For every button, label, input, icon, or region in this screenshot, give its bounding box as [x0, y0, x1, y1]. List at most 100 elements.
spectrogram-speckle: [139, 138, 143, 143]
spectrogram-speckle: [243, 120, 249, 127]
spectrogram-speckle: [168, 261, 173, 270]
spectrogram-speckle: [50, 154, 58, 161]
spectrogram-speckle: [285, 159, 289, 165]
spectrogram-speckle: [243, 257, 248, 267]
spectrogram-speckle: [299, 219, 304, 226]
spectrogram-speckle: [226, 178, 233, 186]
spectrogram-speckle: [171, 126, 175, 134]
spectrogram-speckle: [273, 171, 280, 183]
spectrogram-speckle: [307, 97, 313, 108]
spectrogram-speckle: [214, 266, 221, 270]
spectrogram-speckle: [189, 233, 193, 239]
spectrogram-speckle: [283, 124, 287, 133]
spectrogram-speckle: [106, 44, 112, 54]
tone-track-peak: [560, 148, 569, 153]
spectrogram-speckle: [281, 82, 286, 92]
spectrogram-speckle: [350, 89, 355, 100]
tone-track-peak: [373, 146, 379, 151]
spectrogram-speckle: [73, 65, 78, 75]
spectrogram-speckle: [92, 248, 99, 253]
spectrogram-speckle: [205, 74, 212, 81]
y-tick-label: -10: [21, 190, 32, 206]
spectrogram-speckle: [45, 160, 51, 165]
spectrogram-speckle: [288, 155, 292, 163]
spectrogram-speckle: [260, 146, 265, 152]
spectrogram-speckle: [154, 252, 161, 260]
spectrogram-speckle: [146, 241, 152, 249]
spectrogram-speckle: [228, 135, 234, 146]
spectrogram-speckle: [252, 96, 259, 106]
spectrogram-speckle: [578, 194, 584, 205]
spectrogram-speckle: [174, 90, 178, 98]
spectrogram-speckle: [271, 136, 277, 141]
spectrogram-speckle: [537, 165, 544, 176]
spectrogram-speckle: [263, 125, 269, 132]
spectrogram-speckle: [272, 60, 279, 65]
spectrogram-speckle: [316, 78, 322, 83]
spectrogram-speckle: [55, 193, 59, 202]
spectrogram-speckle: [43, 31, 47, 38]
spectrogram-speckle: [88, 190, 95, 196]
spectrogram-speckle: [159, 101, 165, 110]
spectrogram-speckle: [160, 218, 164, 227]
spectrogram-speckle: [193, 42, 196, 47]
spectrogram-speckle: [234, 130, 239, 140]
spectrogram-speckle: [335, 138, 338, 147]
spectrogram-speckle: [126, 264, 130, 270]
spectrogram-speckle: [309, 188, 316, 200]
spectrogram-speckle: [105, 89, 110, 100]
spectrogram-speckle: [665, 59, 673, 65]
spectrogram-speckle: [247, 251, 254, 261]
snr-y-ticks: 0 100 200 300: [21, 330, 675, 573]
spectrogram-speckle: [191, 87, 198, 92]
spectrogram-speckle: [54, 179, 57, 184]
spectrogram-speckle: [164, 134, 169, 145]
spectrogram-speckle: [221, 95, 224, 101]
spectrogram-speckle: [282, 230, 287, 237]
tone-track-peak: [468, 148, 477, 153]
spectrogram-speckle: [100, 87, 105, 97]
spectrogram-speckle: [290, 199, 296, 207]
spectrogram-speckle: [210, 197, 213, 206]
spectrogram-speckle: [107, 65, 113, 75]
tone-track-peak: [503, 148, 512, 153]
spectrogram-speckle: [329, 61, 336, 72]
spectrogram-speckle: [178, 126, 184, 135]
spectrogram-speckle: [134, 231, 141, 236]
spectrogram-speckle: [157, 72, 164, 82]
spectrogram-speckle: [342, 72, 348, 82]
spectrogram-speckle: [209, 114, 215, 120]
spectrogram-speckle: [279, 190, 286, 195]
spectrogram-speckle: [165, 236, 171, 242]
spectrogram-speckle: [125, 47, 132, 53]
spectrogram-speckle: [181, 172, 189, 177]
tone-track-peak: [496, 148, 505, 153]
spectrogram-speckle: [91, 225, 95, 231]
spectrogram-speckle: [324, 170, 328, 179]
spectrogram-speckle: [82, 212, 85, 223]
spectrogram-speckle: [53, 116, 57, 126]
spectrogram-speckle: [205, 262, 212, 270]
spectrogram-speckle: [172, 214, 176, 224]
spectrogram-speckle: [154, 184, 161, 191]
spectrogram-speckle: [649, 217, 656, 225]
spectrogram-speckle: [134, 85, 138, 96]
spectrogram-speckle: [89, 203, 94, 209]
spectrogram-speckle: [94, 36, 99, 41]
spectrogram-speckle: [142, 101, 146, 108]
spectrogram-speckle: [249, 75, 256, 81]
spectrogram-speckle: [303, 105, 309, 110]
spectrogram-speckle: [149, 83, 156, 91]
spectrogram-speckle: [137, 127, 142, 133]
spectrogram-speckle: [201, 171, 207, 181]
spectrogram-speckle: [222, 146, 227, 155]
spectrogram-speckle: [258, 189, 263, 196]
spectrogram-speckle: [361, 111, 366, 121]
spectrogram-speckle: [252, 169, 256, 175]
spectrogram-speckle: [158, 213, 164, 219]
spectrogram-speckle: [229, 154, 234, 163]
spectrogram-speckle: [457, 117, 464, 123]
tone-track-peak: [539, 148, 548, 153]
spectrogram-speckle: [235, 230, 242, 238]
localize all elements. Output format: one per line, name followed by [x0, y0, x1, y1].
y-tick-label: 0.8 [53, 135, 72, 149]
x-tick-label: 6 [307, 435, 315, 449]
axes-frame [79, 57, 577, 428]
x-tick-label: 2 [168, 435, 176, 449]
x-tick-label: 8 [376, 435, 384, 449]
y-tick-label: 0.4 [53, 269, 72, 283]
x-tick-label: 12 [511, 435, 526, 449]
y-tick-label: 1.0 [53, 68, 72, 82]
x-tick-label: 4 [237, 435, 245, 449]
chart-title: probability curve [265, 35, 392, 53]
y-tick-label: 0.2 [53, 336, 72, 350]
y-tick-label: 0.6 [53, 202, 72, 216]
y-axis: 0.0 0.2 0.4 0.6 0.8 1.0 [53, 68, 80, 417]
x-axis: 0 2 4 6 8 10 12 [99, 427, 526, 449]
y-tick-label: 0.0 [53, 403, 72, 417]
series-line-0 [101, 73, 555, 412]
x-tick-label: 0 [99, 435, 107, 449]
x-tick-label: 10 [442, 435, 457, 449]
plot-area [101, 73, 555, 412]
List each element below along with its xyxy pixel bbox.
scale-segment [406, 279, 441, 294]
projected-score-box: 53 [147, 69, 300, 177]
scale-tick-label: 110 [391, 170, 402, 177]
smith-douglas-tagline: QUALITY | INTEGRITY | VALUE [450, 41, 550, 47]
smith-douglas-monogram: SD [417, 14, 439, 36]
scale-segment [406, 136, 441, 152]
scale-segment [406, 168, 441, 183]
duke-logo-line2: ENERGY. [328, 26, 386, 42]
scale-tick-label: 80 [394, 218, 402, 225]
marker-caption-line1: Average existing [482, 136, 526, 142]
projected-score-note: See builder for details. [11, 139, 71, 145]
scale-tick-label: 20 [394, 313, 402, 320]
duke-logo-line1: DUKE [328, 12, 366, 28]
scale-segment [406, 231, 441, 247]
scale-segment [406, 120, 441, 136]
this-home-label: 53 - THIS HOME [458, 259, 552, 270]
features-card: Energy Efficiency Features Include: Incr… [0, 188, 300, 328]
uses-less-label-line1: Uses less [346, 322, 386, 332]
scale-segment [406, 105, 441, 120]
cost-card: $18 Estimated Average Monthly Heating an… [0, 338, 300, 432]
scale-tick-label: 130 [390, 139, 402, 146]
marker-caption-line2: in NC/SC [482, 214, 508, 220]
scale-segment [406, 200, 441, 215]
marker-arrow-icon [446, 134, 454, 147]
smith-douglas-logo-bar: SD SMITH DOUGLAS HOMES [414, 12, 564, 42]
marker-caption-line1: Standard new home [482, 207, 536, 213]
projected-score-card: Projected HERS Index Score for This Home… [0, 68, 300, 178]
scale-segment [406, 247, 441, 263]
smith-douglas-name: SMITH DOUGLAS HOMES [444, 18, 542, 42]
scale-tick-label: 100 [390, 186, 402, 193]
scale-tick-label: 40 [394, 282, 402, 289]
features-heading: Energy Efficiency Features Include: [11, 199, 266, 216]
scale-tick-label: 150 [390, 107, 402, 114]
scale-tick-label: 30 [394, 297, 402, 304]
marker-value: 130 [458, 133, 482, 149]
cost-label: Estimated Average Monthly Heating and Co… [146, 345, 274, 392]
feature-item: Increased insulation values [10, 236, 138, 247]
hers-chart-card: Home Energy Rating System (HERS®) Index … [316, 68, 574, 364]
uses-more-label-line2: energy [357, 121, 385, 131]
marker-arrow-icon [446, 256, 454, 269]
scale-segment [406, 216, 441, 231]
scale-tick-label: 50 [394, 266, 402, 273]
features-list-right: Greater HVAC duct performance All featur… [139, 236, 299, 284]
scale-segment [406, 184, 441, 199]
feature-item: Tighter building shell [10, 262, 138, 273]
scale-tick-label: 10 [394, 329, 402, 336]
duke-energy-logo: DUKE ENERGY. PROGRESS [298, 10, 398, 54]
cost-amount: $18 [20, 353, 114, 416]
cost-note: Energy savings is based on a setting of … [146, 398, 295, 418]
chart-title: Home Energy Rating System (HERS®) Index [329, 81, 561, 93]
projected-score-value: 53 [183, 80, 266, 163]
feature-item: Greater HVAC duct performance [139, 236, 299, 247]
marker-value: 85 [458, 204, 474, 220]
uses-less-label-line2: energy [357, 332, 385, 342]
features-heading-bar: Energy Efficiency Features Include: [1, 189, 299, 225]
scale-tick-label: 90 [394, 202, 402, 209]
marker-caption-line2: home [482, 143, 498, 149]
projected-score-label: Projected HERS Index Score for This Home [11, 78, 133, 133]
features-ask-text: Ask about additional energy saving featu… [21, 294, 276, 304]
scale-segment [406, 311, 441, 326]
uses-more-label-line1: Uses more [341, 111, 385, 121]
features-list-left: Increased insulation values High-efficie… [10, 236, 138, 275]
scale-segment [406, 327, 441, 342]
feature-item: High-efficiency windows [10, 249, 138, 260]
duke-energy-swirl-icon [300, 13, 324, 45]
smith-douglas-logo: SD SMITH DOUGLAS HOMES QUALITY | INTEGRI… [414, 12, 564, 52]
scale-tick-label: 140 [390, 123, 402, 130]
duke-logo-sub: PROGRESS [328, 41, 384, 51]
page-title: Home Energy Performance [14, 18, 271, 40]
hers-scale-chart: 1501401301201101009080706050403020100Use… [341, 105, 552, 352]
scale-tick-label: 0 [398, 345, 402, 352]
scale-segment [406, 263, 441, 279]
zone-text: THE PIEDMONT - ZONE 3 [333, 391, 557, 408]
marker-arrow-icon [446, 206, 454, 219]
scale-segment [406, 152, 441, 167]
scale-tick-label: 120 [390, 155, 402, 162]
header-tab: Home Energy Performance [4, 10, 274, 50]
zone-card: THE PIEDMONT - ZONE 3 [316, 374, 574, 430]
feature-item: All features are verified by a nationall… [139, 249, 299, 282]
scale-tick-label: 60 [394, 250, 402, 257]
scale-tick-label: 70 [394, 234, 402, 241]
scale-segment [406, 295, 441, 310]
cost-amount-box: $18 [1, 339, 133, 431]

+ + + +

Rewrite the stretch of rows from the start through the row containing "spectrogram-speckle: [193, 42, 196, 47]", replacing "tone-track-peak" with "tone-peak-marker" and leaving everything else unchanged.

For every button, label, input, icon, or region in this screenshot, give its bounding box as [x0, y0, x1, y1]. List at most 100 elements.
spectrogram-speckle: [139, 138, 143, 143]
spectrogram-speckle: [243, 120, 249, 127]
spectrogram-speckle: [168, 261, 173, 270]
spectrogram-speckle: [50, 154, 58, 161]
spectrogram-speckle: [285, 159, 289, 165]
spectrogram-speckle: [243, 257, 248, 267]
spectrogram-speckle: [299, 219, 304, 226]
spectrogram-speckle: [226, 178, 233, 186]
spectrogram-speckle: [171, 126, 175, 134]
spectrogram-speckle: [273, 171, 280, 183]
spectrogram-speckle: [307, 97, 313, 108]
spectrogram-speckle: [214, 266, 221, 270]
spectrogram-speckle: [189, 233, 193, 239]
spectrogram-speckle: [283, 124, 287, 133]
spectrogram-speckle: [106, 44, 112, 54]
tone-peak-marker: [560, 148, 569, 153]
spectrogram-speckle: [281, 82, 286, 92]
spectrogram-speckle: [350, 89, 355, 100]
tone-peak-marker: [373, 146, 379, 151]
spectrogram-speckle: [73, 65, 78, 75]
spectrogram-speckle: [92, 248, 99, 253]
spectrogram-speckle: [205, 74, 212, 81]
y-tick-label: -10: [21, 190, 32, 206]
spectrogram-speckle: [45, 160, 51, 165]
spectrogram-speckle: [288, 155, 292, 163]
spectrogram-speckle: [260, 146, 265, 152]
spectrogram-speckle: [154, 252, 161, 260]
spectrogram-speckle: [146, 241, 152, 249]
spectrogram-speckle: [228, 135, 234, 146]
spectrogram-speckle: [252, 96, 259, 106]
spectrogram-speckle: [578, 194, 584, 205]
spectrogram-speckle: [174, 90, 178, 98]
spectrogram-speckle: [271, 136, 277, 141]
spectrogram-speckle: [537, 165, 544, 176]
spectrogram-speckle: [263, 125, 269, 132]
spectrogram-speckle: [272, 60, 279, 65]
spectrogram-speckle: [316, 78, 322, 83]
spectrogram-speckle: [55, 193, 59, 202]
spectrogram-speckle: [43, 31, 47, 38]
spectrogram-speckle: [88, 190, 95, 196]
spectrogram-speckle: [159, 101, 165, 110]
spectrogram-speckle: [160, 218, 164, 227]
spectrogram-speckle: [193, 42, 196, 47]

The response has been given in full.